▶ Written exercise
Please list every example the Guidelines give, in the excerpt on foreign subsidies below, of a plausible non-subsidy factor that could explain why a bid is attractive.

======== Text excerpt ========

At the same time, the Guidelines identify certain safe harbour situations that are generally unlikely to attract a call-in request. These include: low-value procurement procedures, cases where foreign subsidies do not exceed EUR 4 million over the relevant three-year period, and subsidies granted to address certain extraordinary circumstances.
The Guidelines devote particular attention to public procurement, where the FSR is concerned with situations in which foreign subsidies may allow an economic operator to submit a tender that is unduly advantageous relative to the contract at issue. For the Commission, procurement cases require a method that is structured but also capable of dealing with the practical realities of tendering processes.
The Guidelines therefore outline a three-part methodology for assessing whether a foreign subsidy has enabled an operator to submit a bid that is unduly advantageous in relation to the relevant works, supplies, or services.
1) Is the tender advantageous?
The starting point is to determine whether the tender is advantageous compared with the contract requirements and competitive benchmarks. The Commission may examine whether the foreign subsidy allowed the operator to offer more attractive conditions, which can include not only price but also a broad range of qualitative and contractual terms – such as quality, delivery and lead times, warranties, payment terms, service levels, innovation, or sustainability features. The Commission may compare the tender with other bids submitted in the same procedure, consult the contracting authority’s internal estimates and preparatory documents, or develop a counterfactual scenario – essentially, what the tender might have looked like without the foreign subsidy.
2) If advantageous, is the advantage “undue”?
Where the tender appears advantageous, the next step is to assess whether the advantage is undue, meaning it results, to an appreciable degree, from the foreign subsidy. The Commission will consider whether the bid’s attractiveness can be explained by other plausible, non-subsidy factors. The Guidelines mention examples such as efficient production methods, innovative solutions, novel technical approaches, or exceptionally favourable supply conditions. In this second step, the Commission seeks to distinguish advantages that arise from legitimate efficiencies and innovation from those that are materially enabled by foreign financial support.
3) Does it affect the procurement outcome?

======== Entries shown ========

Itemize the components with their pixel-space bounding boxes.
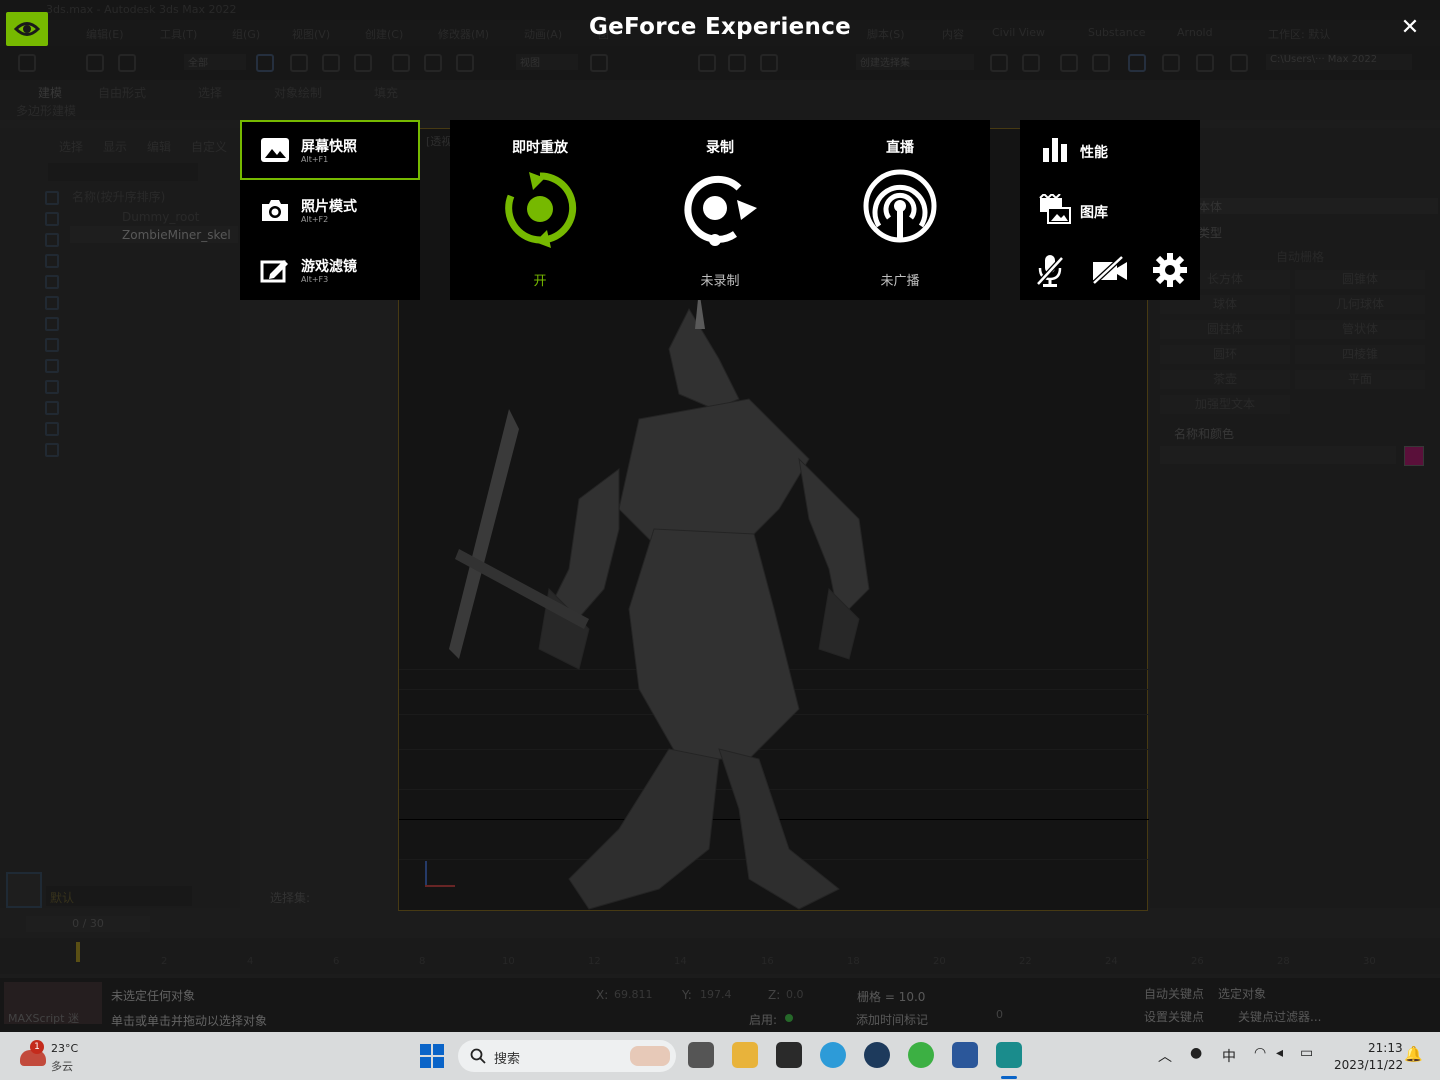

========
======== Entries shown ========

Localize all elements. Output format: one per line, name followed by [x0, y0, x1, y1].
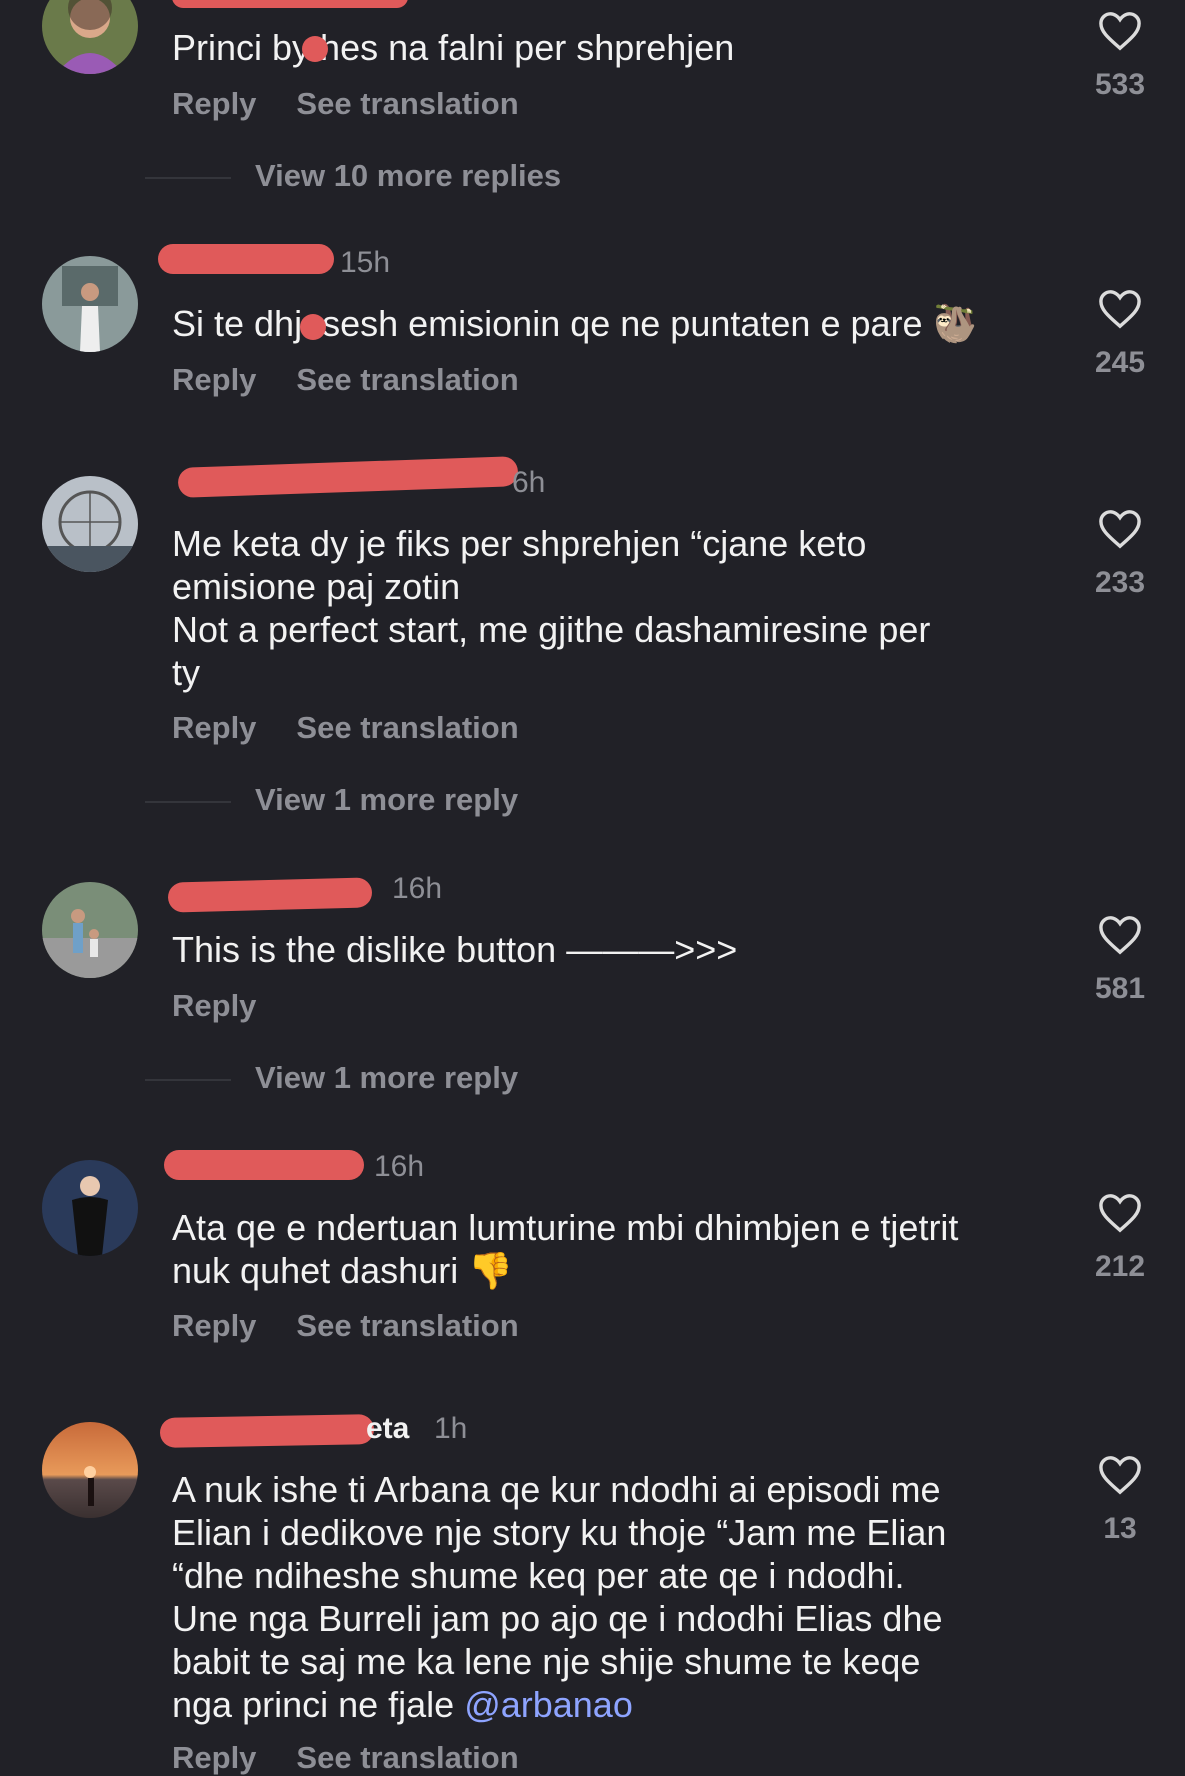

========

▶ Task solution
- efficient production methods
- innovative solutions
- novel technical approaches
- exceptionally favourable supply conditions